WORK TO DO: Give the entries again, word for word.

Data records
►
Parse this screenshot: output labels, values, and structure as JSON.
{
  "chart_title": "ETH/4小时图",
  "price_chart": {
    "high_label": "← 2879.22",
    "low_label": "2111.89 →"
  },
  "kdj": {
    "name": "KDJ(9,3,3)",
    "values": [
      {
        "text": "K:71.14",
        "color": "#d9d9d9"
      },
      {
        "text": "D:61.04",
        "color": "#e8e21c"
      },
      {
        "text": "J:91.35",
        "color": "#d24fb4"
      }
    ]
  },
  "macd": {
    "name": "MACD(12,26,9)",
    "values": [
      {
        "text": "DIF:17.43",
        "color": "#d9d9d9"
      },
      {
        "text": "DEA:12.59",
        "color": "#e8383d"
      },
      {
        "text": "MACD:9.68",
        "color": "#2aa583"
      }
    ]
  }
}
◄
TASK ANSWER:
Parse this screenshot: output labels, values, and structure as JSON.
{
  "chart_title": "ETH/4小时图",
  "price_chart": {
    "high_label": "← 2879.22",
    "low_label": "2111.89 →"
  },
  "kdj": {
    "name": "KDJ(9,3,3)",
    "values": [
      {
        "text": "K:71.14",
        "color": "#d9d9d9"
      },
      {
        "text": "D:61.04",
        "color": "#e8e21c"
      },
      {
        "text": "J:91.35",
        "color": "#d24fb4"
      }
    ]
  },
  "macd": {
    "name": "MACD(12,26,9)",
    "values": [
      {
        "text": "DIF:17.43",
        "color": "#d9d9d9"
      },
      {
        "text": "DEA:12.59",
        "color": "#e8383d"
      },
      {
        "text": "MACD:9.68",
        "color": "#2aa583"
      }
    ]
  }
}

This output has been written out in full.